BEGIN EXERCISE DATA

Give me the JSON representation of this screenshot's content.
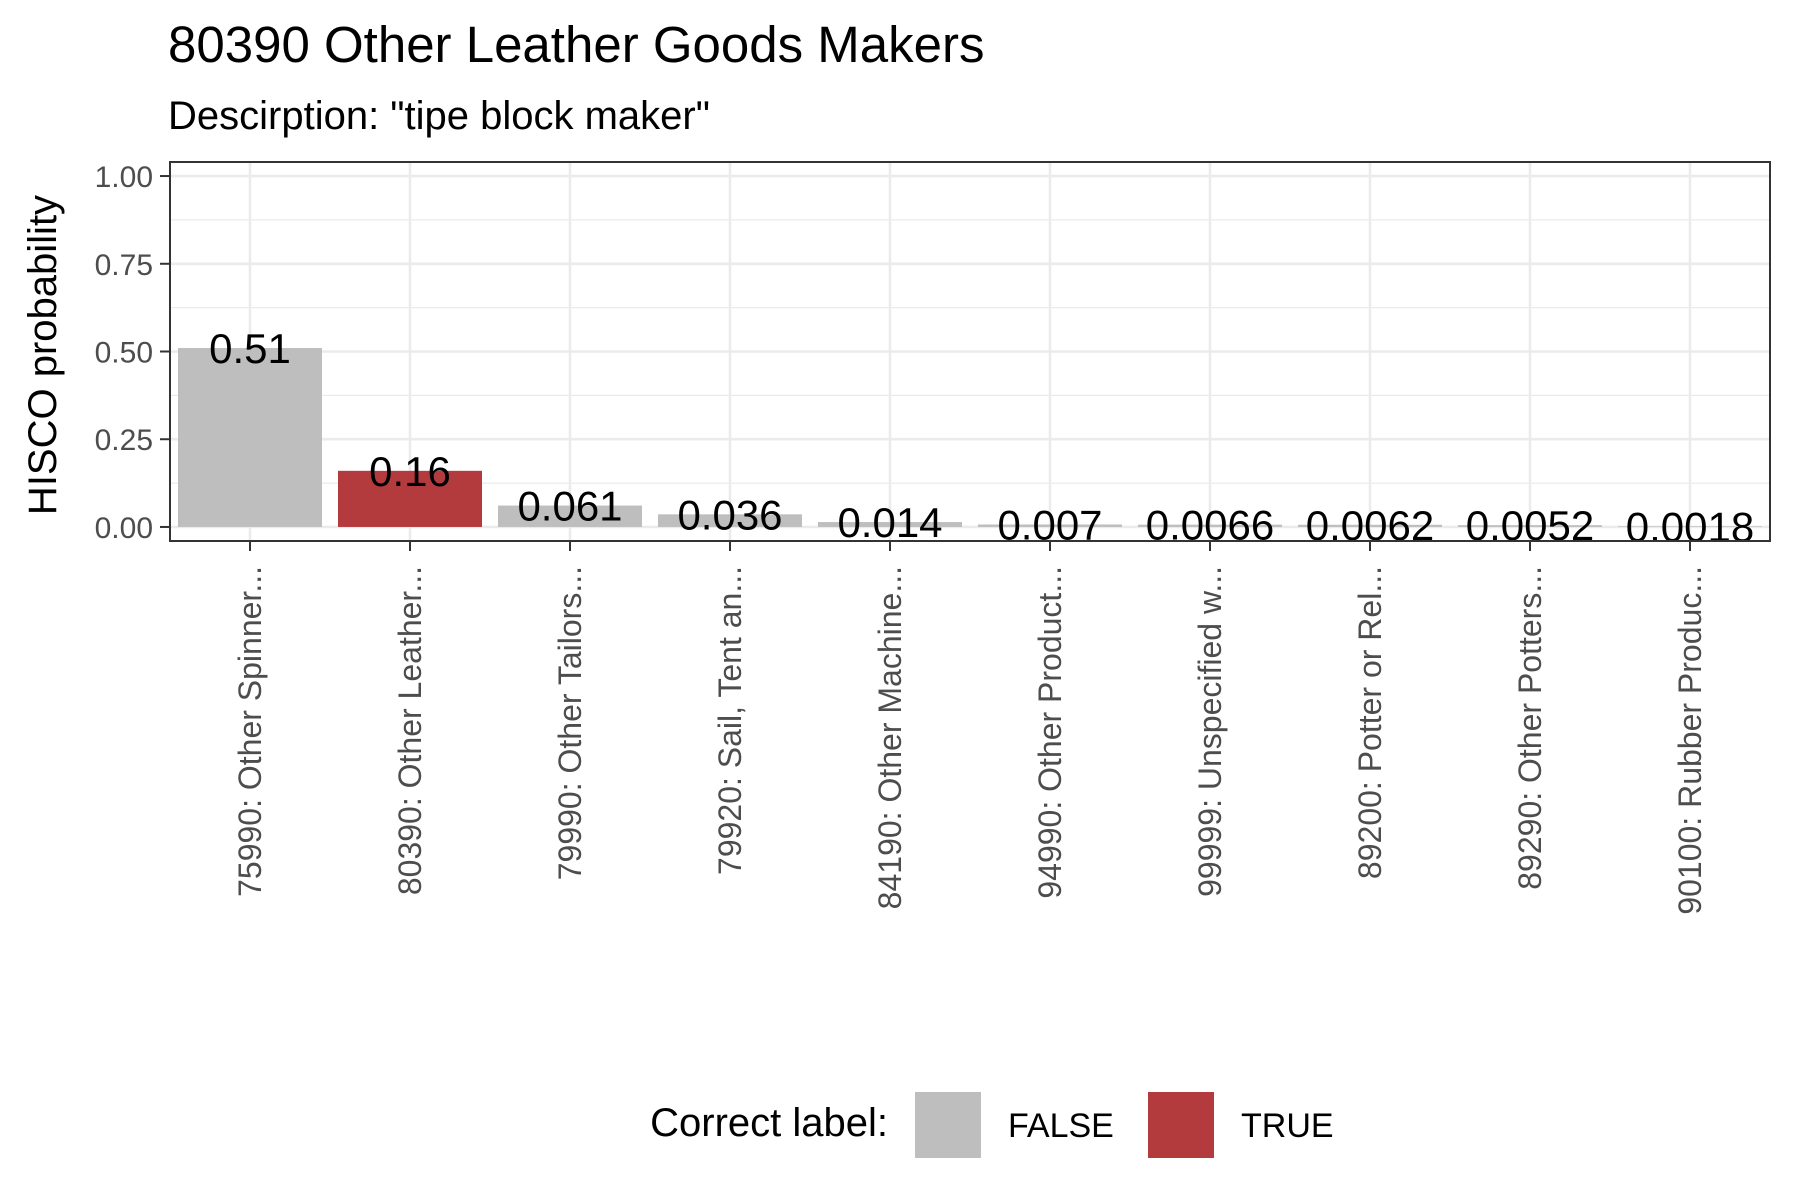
{
  "chart_data": {
    "type": "bar",
    "title": "80390 Other Leather Goods Makers",
    "subtitle": "Descirption: \"tipe block maker\"",
    "xlabel": "",
    "ylabel": "HISCO probability",
    "ylim": [
      0,
      1.0
    ],
    "yticks": [
      0.0,
      0.25,
      0.5,
      0.75,
      1.0
    ],
    "ytick_labels": [
      "0.00",
      "0.25",
      "0.50",
      "0.75",
      "1.00"
    ],
    "grid": true,
    "categories": [
      "75990: Other Spinner...",
      "80390: Other Leather...",
      "79990: Other Tailors...",
      "79920: Sail, Tent an...",
      "84190: Other Machine...",
      "94990: Other Product...",
      "99999: Unspecified w...",
      "89200: Potter or Rel...",
      "89290: Other Potters...",
      "90100: Rubber Produc..."
    ],
    "values": [
      0.51,
      0.16,
      0.061,
      0.036,
      0.014,
      0.007,
      0.0066,
      0.0062,
      0.0052,
      0.0018
    ],
    "value_labels": [
      "0.51",
      "0.16",
      "0.061",
      "0.036",
      "0.014",
      "0.007",
      "0.0066",
      "0.0062",
      "0.0052",
      "0.0018"
    ],
    "correct": [
      false,
      true,
      false,
      false,
      false,
      false,
      false,
      false,
      false,
      false
    ],
    "legend": {
      "title": "Correct label:",
      "position": "bottom",
      "items": [
        {
          "label": "FALSE",
          "color": "#bebebe"
        },
        {
          "label": "TRUE",
          "color": "#b33b3e"
        }
      ]
    },
    "colors": {
      "false": "#bebebe",
      "true": "#b33b3e",
      "grid": "#ebebeb",
      "panel_border": "#333333",
      "tick_text": "#4d4d4d"
    }
  }
}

END EXERCISE DATA

The pictures should not be reproduced; quote all of the other material exactly.

Give me the JSON representation of this screenshot's content.
{
  "chart_data": {
    "type": "bar",
    "title": "80390 Other Leather Goods Makers",
    "subtitle": "Descirption: \"tipe block maker\"",
    "xlabel": "",
    "ylabel": "HISCO probability",
    "ylim": [
      0,
      1.0
    ],
    "yticks": [
      0.0,
      0.25,
      0.5,
      0.75,
      1.0
    ],
    "ytick_labels": [
      "0.00",
      "0.25",
      "0.50",
      "0.75",
      "1.00"
    ],
    "grid": true,
    "categories": [
      "75990: Other Spinner...",
      "80390: Other Leather...",
      "79990: Other Tailors...",
      "79920: Sail, Tent an...",
      "84190: Other Machine...",
      "94990: Other Product...",
      "99999: Unspecified w...",
      "89200: Potter or Rel...",
      "89290: Other Potters...",
      "90100: Rubber Produc..."
    ],
    "values": [
      0.51,
      0.16,
      0.061,
      0.036,
      0.014,
      0.007,
      0.0066,
      0.0062,
      0.0052,
      0.0018
    ],
    "value_labels": [
      "0.51",
      "0.16",
      "0.061",
      "0.036",
      "0.014",
      "0.007",
      "0.0066",
      "0.0062",
      "0.0052",
      "0.0018"
    ],
    "correct": [
      false,
      true,
      false,
      false,
      false,
      false,
      false,
      false,
      false,
      false
    ],
    "legend": {
      "title": "Correct label:",
      "position": "bottom",
      "items": [
        {
          "label": "FALSE",
          "color": "#bebebe"
        },
        {
          "label": "TRUE",
          "color": "#b33b3e"
        }
      ]
    },
    "colors": {
      "false": "#bebebe",
      "true": "#b33b3e",
      "grid": "#ebebeb",
      "panel_border": "#333333",
      "tick_text": "#4d4d4d"
    }
  }
}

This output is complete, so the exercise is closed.